- [Required action A] Rewrite the paragraph in the RAE-1 figure legend below that begins "A) A20, NIH 3T3 and YAC-1 tumor cells" as a brief list, keeping its main facts.
- [Required action B] In the RAE-1 figure legend below, what concentration of rapamycin was used to treat the NIH 3T3 cells in panel C?

- [Text]
-------
Expression of the RAE-1 Family of Stimulatory NK-Cell Ligands Requires Activation of the PI3K Pathway during Viral Infection and Transformation
Figure 5
p110α PI3K is involved in the maintenance of RAE-1 and MULT-1 expression on transformed cells.
A) A20, NIH 3T3 and YAC-1 tumor cells were treated with 20 uM LY294002 for 24 hrs and stained for RAE-1 at the cell surface. Histograms show isotype control (shaded gray), untreated (solid black) and treated cells (dashed black). The histogram is a representative figure from multiple independent experiments. B) YAC-1 cells were treated with the indicated inhibitors at 10 uM, 5 uM, 2.5 uM, 1.25 uM, and 0.625 uM and surface stained for RAE-1. SD and statistical significance were determined from three independent experiments. Statistical significance (** or *) on the bottom corresponds to PI-103 and the ones on top correspond to rapamycin treatments. C) NIH 3T3 cells expressing RAE-1, MULT-1, and H60a were treated with the indicated inhibitors for 24 hrs and stained for RAE-1, MULT-1 or H60a (20 uM LY294002, 1 uM PI-103, 1 uM TGX-221, 100 nM Rapamycin, 10 uM AS252424, 10 uM IC87114, and 10 uM NU7026). Percent RAE-1 and ligand expression were determined by normalizing the MFI of RAE-1 or other ligands in inhibitor-treated cells to the MFI of RAE-1 or other ligands in DMSO-treated cells. SD and statistical analyses were calculated from three independent experiments. **p<0.01 and *p<0.05.
-------
- [Study material]
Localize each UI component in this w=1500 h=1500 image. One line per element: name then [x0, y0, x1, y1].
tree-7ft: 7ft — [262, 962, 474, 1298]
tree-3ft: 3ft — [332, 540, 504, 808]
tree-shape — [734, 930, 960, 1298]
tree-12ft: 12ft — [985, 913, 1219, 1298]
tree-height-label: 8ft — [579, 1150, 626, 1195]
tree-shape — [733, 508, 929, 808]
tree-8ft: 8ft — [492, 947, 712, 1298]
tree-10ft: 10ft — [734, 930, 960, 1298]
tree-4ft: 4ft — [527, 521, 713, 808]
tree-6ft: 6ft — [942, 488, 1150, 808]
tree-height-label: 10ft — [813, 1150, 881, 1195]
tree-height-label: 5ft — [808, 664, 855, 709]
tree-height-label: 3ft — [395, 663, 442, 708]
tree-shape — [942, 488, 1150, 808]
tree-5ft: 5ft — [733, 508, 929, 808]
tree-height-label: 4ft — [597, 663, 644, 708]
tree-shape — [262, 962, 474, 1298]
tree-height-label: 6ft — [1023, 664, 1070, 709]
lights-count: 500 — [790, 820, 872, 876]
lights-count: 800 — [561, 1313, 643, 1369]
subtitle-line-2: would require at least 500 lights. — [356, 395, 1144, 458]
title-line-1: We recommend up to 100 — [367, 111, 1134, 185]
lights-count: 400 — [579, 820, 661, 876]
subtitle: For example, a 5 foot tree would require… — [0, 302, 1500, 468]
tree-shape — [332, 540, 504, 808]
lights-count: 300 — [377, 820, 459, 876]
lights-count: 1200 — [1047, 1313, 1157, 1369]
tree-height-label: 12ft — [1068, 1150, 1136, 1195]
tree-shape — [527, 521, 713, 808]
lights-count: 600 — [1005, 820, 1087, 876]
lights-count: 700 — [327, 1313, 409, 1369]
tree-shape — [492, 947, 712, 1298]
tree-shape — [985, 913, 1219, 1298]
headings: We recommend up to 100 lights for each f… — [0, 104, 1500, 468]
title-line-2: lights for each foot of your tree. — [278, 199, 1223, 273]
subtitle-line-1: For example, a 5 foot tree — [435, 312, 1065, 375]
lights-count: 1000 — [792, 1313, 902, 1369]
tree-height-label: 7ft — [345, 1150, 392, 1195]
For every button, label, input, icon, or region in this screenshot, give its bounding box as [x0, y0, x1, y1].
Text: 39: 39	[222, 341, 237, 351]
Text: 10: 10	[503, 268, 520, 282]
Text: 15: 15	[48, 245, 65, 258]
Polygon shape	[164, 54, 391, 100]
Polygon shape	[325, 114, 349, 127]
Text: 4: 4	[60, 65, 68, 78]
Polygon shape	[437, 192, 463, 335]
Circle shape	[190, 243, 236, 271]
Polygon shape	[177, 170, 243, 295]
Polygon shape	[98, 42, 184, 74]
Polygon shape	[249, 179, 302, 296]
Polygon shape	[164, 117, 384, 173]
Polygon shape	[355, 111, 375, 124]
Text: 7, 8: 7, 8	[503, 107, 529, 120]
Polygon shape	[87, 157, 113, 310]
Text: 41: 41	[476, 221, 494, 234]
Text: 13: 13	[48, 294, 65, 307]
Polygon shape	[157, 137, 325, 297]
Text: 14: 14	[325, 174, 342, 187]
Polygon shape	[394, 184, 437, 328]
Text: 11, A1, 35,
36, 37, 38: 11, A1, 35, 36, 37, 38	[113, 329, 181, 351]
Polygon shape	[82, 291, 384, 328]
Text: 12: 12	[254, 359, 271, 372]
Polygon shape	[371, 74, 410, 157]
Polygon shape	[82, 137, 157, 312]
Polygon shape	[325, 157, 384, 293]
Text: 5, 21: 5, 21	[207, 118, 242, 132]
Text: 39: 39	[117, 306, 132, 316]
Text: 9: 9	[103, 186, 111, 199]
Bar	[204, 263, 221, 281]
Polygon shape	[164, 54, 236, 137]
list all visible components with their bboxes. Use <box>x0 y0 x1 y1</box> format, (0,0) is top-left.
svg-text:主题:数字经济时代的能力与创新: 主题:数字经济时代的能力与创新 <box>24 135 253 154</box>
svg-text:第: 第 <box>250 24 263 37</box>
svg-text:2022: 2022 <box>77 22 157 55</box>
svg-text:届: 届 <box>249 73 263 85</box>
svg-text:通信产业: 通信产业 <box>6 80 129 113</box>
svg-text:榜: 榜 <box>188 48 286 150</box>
-------
- [Worked solution A]
- Panel A: A20, NIH 3T3 and YAC-1 tumor cells were treated with 20 uM LY294002 for 24 hrs and stained for surface RAE-1.
  - Histograms show isotype control (shaded gray), untreated cells (solid black) and treated cells (dashed black).
  - The histogram represents multiple independent experiments.
- Panel B: YAC-1 cells were treated with the inhibitors at 10, 5, 2.5, 1.25 and 0.625 uM and surface stained for RAE-1.
  - SD and significance come from three independent experiments.
  - Bottom asterisks refer to PI-103 and top asterisks to rapamycin.
- Panel C: NIH 3T3 cells expressing RAE-1, MULT-1 and H60a were treated with inhibitors for 24 hrs and stained for each ligand.
  - The inhibitors were 20 uM LY294002, 1 uM PI-103, 1 uM TGX-221, 100 nM rapamycin, 10 uM AS252424, 10 uM IC87114 and 10 uM NU7026.
  - Percent expression is the MFI in inhibitor-treated cells normalized to the MFI in DMSO-treated cells.
  - SD and statistics come from three independent experiments.
- Significance levels: **p<0.01 and *p<0.05.

- [Worked solution B] 100 nM.